● **Extracted material**
•••••

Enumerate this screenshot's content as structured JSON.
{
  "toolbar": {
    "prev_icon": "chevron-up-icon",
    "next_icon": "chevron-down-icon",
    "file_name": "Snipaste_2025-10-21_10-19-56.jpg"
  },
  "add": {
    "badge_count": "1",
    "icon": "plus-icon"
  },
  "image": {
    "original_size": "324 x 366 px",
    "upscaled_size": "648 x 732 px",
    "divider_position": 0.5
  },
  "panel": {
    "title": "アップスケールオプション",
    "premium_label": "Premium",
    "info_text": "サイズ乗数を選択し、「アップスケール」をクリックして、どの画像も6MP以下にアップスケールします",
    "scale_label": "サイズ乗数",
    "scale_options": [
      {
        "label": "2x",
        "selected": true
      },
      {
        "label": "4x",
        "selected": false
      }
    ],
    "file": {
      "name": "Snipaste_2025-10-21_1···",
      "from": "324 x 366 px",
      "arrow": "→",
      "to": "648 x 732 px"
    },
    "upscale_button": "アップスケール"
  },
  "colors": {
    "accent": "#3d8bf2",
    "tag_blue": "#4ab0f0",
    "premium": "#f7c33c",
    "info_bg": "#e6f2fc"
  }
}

•••••

● **Work instructions**
The entries above should be repeated exactly, every one of them.

● **Task output**
Enumerate this screenshot's content as structured JSON.
{
  "toolbar": {
    "prev_icon": "chevron-up-icon",
    "next_icon": "chevron-down-icon",
    "file_name": "Snipaste_2025-10-21_10-19-56.jpg"
  },
  "add": {
    "badge_count": "1",
    "icon": "plus-icon"
  },
  "image": {
    "original_size": "324 x 366 px",
    "upscaled_size": "648 x 732 px",
    "divider_position": 0.5
  },
  "panel": {
    "title": "アップスケールオプション",
    "premium_label": "Premium",
    "info_text": "サイズ乗数を選択し、「アップスケール」をクリックして、どの画像も6MP以下にアップスケールします",
    "scale_label": "サイズ乗数",
    "scale_options": [
      {
        "label": "2x",
        "selected": true
      },
      {
        "label": "4x",
        "selected": false
      }
    ],
    "file": {
      "name": "Snipaste_2025-10-21_1···",
      "from": "324 x 366 px",
      "arrow": "→",
      "to": "648 x 732 px"
    },
    "upscale_button": "アップスケール"
  },
  "colors": {
    "accent": "#3d8bf2",
    "tag_blue": "#4ab0f0",
    "premium": "#f7c33c",
    "info_bg": "#e6f2fc"
  }
}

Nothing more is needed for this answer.